── RECORDS SHOWN

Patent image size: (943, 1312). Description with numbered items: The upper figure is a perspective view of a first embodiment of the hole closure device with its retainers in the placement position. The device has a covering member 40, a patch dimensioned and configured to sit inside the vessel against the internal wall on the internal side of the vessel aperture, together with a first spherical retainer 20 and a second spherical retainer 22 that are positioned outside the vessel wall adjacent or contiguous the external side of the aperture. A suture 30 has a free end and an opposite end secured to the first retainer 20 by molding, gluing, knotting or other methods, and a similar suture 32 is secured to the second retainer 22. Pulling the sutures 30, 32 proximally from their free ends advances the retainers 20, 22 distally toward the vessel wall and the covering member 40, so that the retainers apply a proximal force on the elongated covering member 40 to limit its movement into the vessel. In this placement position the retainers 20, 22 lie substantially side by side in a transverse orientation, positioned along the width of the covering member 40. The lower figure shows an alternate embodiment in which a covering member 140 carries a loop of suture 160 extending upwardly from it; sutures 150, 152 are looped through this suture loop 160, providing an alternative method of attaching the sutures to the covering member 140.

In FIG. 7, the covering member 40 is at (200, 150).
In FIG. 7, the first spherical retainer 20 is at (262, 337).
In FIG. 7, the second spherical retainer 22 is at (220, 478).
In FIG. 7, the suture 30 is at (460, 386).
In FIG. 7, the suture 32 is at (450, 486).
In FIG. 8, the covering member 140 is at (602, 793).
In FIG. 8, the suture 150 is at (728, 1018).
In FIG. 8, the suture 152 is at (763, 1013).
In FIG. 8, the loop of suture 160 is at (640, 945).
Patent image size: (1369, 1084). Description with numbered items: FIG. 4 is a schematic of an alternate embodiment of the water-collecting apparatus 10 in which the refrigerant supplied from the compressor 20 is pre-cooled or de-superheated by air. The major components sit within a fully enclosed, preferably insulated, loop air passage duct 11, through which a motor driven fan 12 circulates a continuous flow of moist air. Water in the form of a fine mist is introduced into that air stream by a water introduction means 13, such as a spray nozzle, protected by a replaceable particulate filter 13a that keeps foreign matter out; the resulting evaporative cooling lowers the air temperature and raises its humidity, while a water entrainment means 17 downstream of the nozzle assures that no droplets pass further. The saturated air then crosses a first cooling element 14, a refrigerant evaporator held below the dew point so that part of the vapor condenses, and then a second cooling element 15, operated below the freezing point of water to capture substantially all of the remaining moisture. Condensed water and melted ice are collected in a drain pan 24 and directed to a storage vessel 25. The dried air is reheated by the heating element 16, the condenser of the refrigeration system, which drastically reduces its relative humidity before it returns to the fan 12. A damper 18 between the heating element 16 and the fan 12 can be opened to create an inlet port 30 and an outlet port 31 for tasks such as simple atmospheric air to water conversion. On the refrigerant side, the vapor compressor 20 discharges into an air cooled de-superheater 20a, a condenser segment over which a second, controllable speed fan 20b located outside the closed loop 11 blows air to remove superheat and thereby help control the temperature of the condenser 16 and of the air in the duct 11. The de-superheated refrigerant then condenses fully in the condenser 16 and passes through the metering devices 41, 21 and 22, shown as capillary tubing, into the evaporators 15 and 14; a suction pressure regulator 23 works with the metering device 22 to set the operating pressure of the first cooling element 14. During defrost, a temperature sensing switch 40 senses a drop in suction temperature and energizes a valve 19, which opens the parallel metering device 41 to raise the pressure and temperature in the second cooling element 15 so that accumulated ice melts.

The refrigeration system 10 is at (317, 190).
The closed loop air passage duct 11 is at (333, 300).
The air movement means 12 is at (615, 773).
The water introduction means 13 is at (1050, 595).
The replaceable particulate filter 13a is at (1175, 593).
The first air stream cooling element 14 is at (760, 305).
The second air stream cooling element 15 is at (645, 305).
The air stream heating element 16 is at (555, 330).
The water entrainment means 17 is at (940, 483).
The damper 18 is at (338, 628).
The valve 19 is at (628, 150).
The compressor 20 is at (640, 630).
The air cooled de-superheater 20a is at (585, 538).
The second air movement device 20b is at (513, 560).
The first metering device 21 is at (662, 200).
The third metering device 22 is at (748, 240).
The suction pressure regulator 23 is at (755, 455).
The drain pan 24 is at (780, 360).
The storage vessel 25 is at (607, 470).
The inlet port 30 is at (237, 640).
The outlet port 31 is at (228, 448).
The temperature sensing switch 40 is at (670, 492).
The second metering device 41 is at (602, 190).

────

Turn the records, from the start through the line with "In FIG. 8, the loop" inclusive, into a CSV with the columns input and output. Give one row per record, with its text under input and its answer under output, each in one quoted field with line breaks replaced by spaces.

input,output
"Patent image size: (943, 1312). Description with numbered items: The upper figure is a perspective view of a first embodiment of the hole closure device with its retainers in the placement position. The device has a covering member 40, a patch dimensioned and configured to sit inside the vessel against the internal wall on the internal side of the vessel aperture, together with a first spherical retainer 20 and a second spherical retainer 22 that are positioned outside the vessel wall adjacent or contiguous the external side of the aperture. A suture 30 has a free end and an opposite end secured to the first retainer 20 by molding, gluing, knotting or other methods, and a similar suture 32 is secured to the second retainer 22. Pulling the sutures 30, 32 proximally from their free ends advances the retainers 20, 22 distally toward the vessel wall and the covering member 40, so that the retainers apply a proximal force on the elongated covering member 40 to limit its movement into the vessel. In this placement position the retainers 20, 22 lie substantially side by side in a transverse orientation, positioned along the width of the covering member 40. The lower figure shows an alternate embodiment in which a covering member 140 carries a loop of suture 160 extending upwardly from it; sutures 150, 152 are looped through this suture loop 160, providing an alternative method of attaching the sutures to the covering member 140.","In FIG. 7, the covering member 40 is at (200, 150). In FIG. 7, the first spherical retainer 20 is at (262, 337). In FIG. 7, the second spherical retainer 22 is at (220, 478). In FIG. 7, the suture 30 is at (460, 386). In FIG. 7, the suture 32 is at (450, 486). In FIG. 8, the covering member 140 is at (602, 793). In FIG. 8, the suture 150 is at (728, 1018). In FIG. 8, the suture 152 is at (763, 1013). In FIG. 8, the loop of suture 160 is at (640, 945)."